(Your objective) Copy out lines with the word "Clerk" from the material that follows.

------------------------------------

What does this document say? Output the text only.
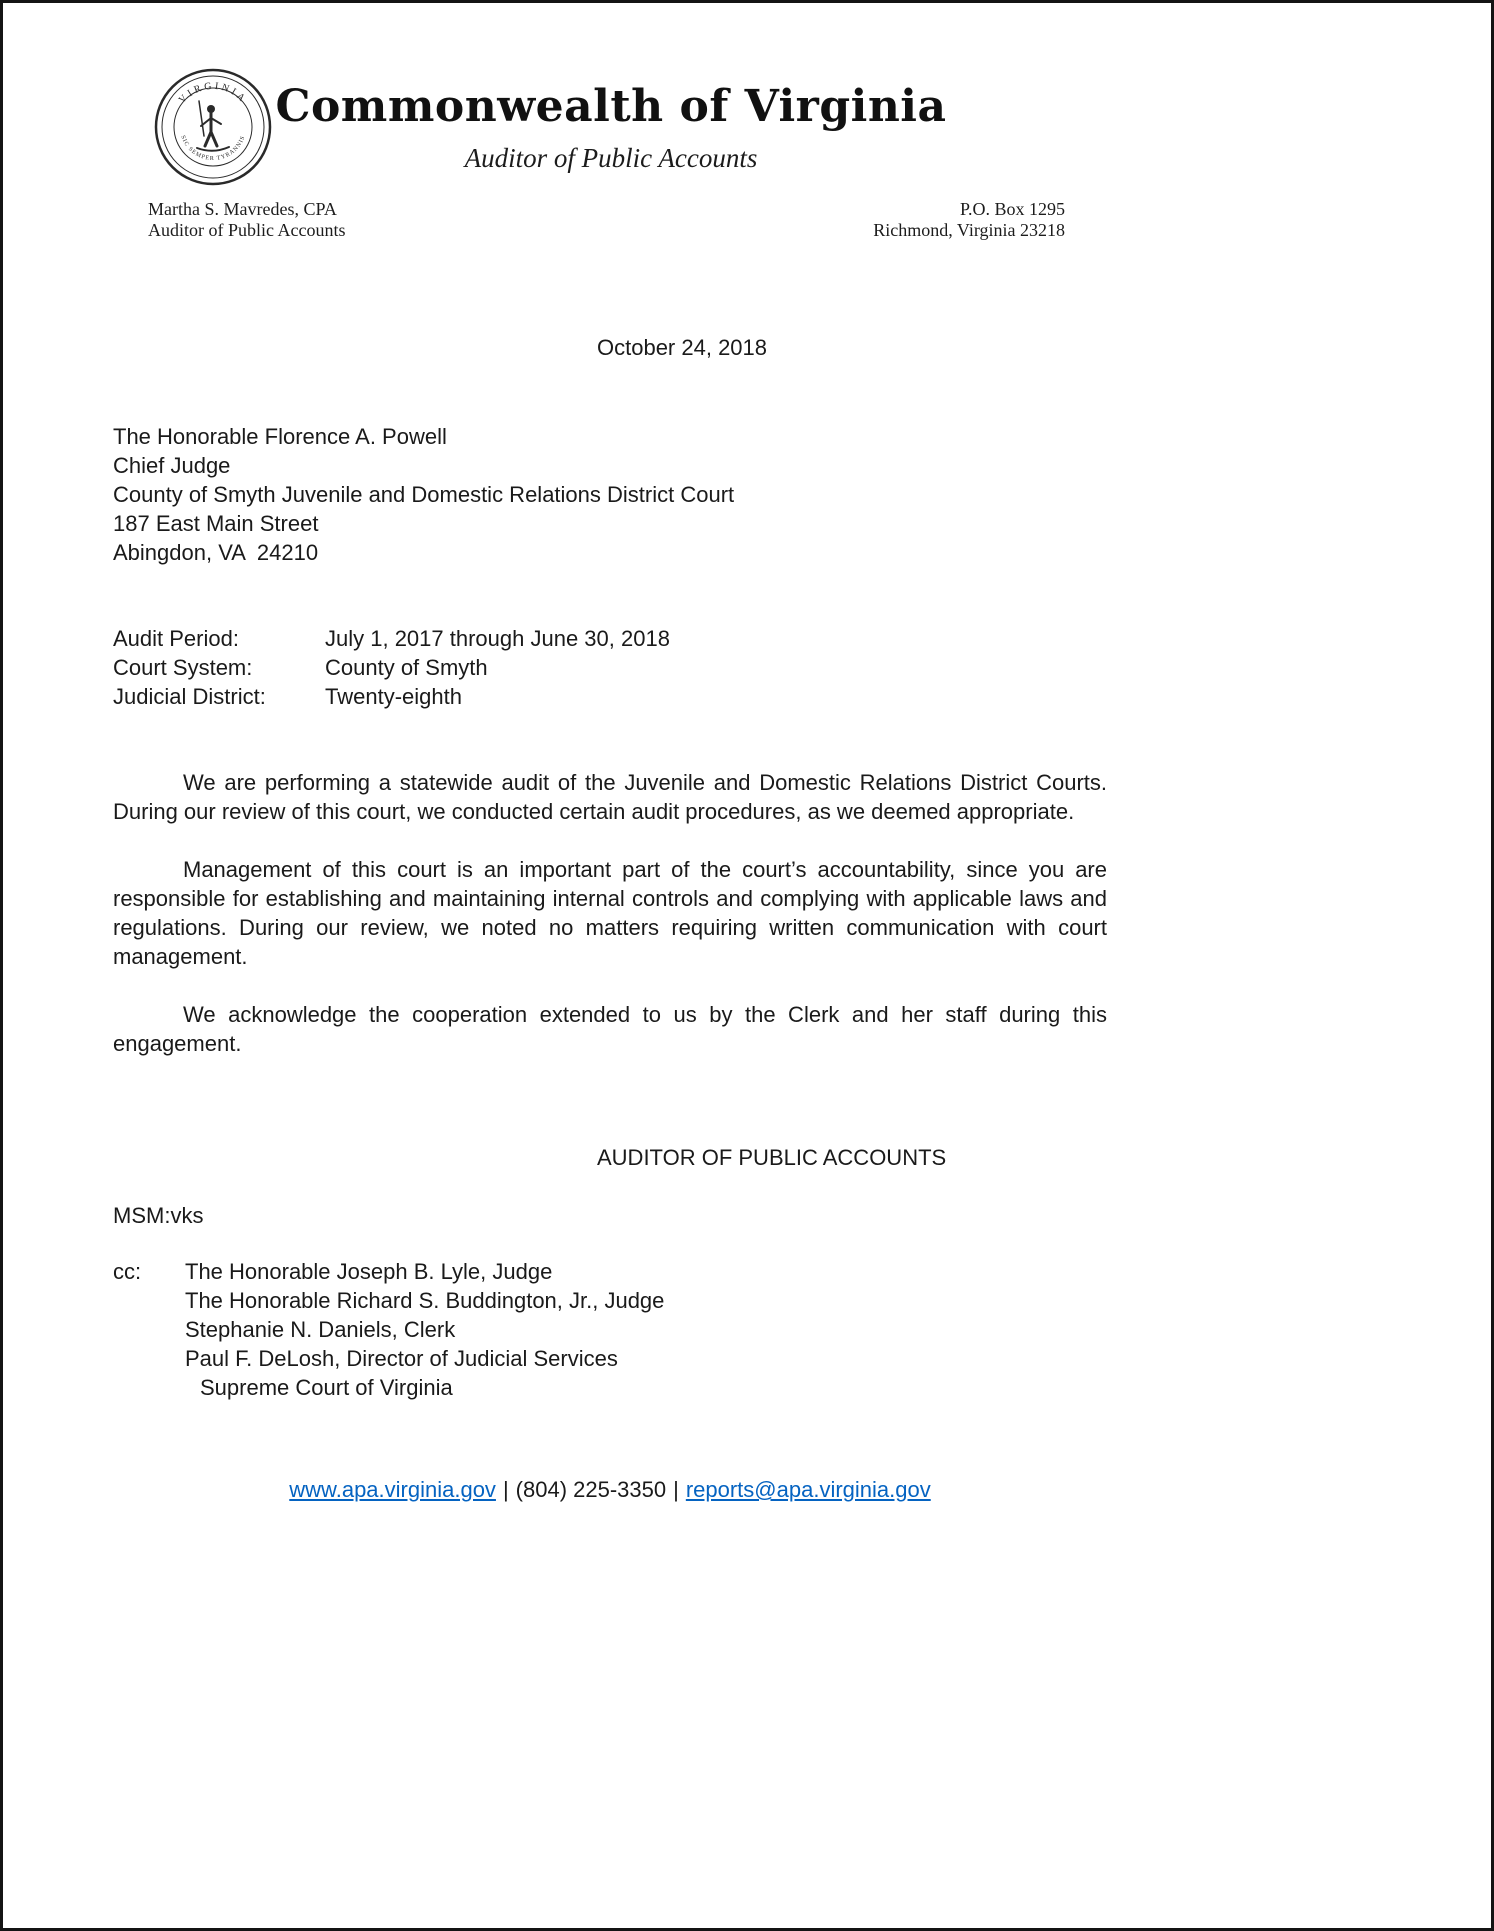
VIRGINIA
SIC SEMPER TYRANNIS
Commonwealth of Virginia
Auditor of Public Accounts
Martha S. Mavredes, CPA
Auditor of Public Accounts
P.O. Box 1295
Richmond, Virginia 23218
October 24, 2018
The Honorable Florence A. Powell
Chief Judge
County of Smyth Juvenile and Domestic Relations District Court
187 East Main Street
Abingdon, VA  24210
Audit Period:	July 1, 2017 through June 30, 2018
Court System:	County of Smyth
Judicial District:	Twenty-eighth

We are performing a statewide audit of the Juvenile and Domestic Relations District Courts. During our review of this court, we conducted certain audit procedures, as we deemed appropriate.

Management of this court is an important part of the court’s accountability, since you are responsible for establishing and maintaining internal controls and complying with applicable laws and regulations. During our review, we noted no matters requiring written communication with court management.

We acknowledge the cooperation extended to us by the Clerk and her staff during this engagement.

AUDITOR OF PUBLIC ACCOUNTS
MSM:vks
cc:	The Honorable Joseph B. Lyle, Judge
The Honorable Richard S. Buddington, Jr., Judge
Stephanie N. Daniels, Clerk
Paul F. DeLosh, Director of Judicial Services
Supreme Court of Virginia
www.apa.virginia.gov | (804) 225-3350 | reports@apa.virginia.gov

------------------------------------

(Task output)
We acknowledge the cooperation extended to us by the Clerk and her staff during this engagement.
Stephanie N. Daniels, Clerk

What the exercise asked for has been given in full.